GOAL: Copy out each line exactly as it appears.

PROVIDED DATA:
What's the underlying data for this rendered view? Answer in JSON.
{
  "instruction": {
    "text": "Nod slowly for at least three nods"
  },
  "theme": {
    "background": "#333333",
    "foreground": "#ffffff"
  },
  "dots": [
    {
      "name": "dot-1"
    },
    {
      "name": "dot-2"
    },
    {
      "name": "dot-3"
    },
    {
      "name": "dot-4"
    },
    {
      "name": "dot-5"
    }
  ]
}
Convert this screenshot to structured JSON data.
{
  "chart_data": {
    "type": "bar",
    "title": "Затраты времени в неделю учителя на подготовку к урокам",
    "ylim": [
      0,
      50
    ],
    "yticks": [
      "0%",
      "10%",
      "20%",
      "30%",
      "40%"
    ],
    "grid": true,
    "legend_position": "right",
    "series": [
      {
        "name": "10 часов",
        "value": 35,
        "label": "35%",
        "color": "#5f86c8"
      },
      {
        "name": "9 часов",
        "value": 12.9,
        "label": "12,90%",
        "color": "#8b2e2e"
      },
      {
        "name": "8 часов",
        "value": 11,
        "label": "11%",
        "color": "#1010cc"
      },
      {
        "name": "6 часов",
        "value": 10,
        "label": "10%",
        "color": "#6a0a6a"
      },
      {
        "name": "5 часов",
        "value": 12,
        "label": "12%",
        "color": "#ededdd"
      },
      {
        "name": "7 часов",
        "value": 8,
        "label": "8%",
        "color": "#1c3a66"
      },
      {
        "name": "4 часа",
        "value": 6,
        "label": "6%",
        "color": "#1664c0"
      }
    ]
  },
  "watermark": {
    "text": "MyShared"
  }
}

EXERCISE ANSWER:
What's the underlying data for this rendered view? Answer in JSON.
{
  "instruction": {
    "text": "Nod slowly for at least three nods"
  },
  "theme": {
    "background": "#333333",
    "foreground": "#ffffff"
  },
  "dots": [
    {
      "name": "dot-1"
    },
    {
      "name": "dot-2"
    },
    {
      "name": "dot-3"
    },
    {
      "name": "dot-4"
    },
    {
      "name": "dot-5"
    }
  ]
}
Convert this screenshot to structured JSON data.
{
  "chart_data": {
    "type": "bar",
    "title": "Затраты времени в неделю учителя на подготовку к урокам",
    "ylim": [
      0,
      50
    ],
    "yticks": [
      "0%",
      "10%",
      "20%",
      "30%",
      "40%"
    ],
    "grid": true,
    "legend_position": "right",
    "series": [
      {
        "name": "10 часов",
        "value": 35,
        "label": "35%",
        "color": "#5f86c8"
      },
      {
        "name": "9 часов",
        "value": 12.9,
        "label": "12,90%",
        "color": "#8b2e2e"
      },
      {
        "name": "8 часов",
        "value": 11,
        "label": "11%",
        "color": "#1010cc"
      },
      {
        "name": "6 часов",
        "value": 10,
        "label": "10%",
        "color": "#6a0a6a"
      },
      {
        "name": "5 часов",
        "value": 12,
        "label": "12%",
        "color": "#ededdd"
      },
      {
        "name": "7 часов",
        "value": 8,
        "label": "8%",
        "color": "#1c3a66"
      },
      {
        "name": "4 часа",
        "value": 6,
        "label": "6%",
        "color": "#1664c0"
      }
    ]
  },
  "watermark": {
    "text": "MyShared"
  }
}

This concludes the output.